» WHAT TO PRODUCE:
Below is a block of records: output all of them exactly and leave out the pictures.

---------------

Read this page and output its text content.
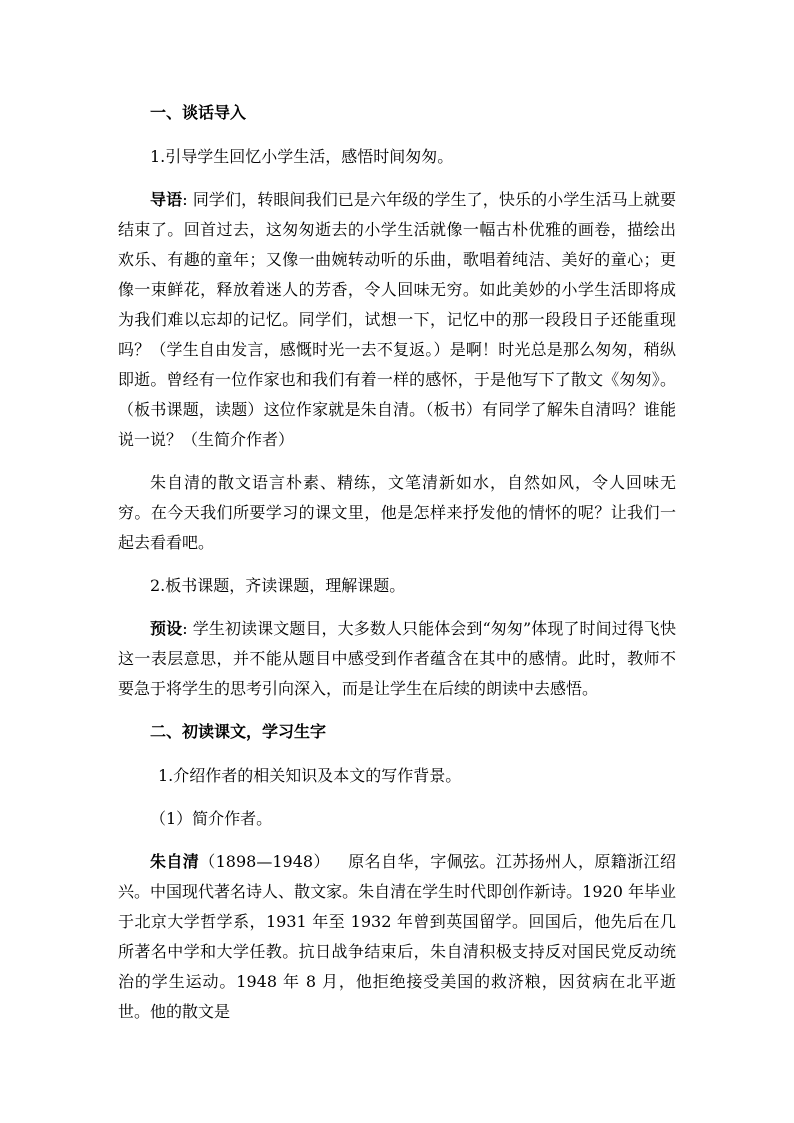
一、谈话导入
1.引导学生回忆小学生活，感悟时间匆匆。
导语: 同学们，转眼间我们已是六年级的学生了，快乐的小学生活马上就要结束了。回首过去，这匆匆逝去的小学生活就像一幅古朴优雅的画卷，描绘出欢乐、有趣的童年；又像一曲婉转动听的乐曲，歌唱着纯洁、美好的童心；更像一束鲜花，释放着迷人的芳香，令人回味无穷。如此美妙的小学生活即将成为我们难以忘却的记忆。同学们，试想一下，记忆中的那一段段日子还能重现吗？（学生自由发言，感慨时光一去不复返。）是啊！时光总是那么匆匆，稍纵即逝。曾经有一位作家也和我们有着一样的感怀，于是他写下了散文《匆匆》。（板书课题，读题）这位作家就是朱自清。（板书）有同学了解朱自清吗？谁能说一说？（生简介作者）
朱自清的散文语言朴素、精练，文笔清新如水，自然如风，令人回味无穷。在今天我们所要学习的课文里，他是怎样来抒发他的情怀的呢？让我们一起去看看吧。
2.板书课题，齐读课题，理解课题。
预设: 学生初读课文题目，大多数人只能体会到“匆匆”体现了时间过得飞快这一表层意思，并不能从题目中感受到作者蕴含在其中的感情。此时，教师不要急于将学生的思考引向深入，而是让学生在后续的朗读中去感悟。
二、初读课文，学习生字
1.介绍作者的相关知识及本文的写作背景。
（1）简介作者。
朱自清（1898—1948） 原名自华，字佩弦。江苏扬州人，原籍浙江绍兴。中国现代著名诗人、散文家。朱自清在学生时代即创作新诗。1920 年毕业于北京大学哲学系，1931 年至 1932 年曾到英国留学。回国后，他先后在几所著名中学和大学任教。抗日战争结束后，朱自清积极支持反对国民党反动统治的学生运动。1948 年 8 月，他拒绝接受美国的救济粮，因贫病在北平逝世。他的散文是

---------------

» TASK SOLUTION:
Read this page and output its text content.
一、谈话导入
1.引导学生回忆小学生活，感悟时间匆匆。
导语: 同学们，转眼间我们已是六年级的学生了，快乐的小学生活马上就要结束了。回首过去，这匆匆逝去的小学生活就像一幅古朴优雅的画卷，描绘出欢乐、有趣的童年；又像一曲婉转动听的乐曲，歌唱着纯洁、美好的童心；更像一束鲜花，释放着迷人的芳香，令人回味无穷。如此美妙的小学生活即将成为我们难以忘却的记忆。同学们，试想一下，记忆中的那一段段日子还能重现吗？（学生自由发言，感慨时光一去不复返。）是啊！时光总是那么匆匆，稍纵即逝。曾经有一位作家也和我们有着一样的感怀，于是他写下了散文《匆匆》。（板书课题，读题）这位作家就是朱自清。（板书）有同学了解朱自清吗？谁能说一说？（生简介作者）
朱自清的散文语言朴素、精练，文笔清新如水，自然如风，令人回味无穷。在今天我们所要学习的课文里，他是怎样来抒发他的情怀的呢？让我们一起去看看吧。
2.板书课题，齐读课题，理解课题。
预设: 学生初读课文题目，大多数人只能体会到“匆匆”体现了时间过得飞快这一表层意思，并不能从题目中感受到作者蕴含在其中的感情。此时，教师不要急于将学生的思考引向深入，而是让学生在后续的朗读中去感悟。
二、初读课文，学习生字
1.介绍作者的相关知识及本文的写作背景。
（1）简介作者。
朱自清（1898—1948） 原名自华，字佩弦。江苏扬州人，原籍浙江绍兴。中国现代著名诗人、散文家。朱自清在学生时代即创作新诗。1920 年毕业于北京大学哲学系，1931 年至 1932 年曾到英国留学。回国后，他先后在几所著名中学和大学任教。抗日战争结束后，朱自清积极支持反对国民党反动统治的学生运动。1948 年 8 月，他拒绝接受美国的救济粮，因贫病在北平逝世。他的散文是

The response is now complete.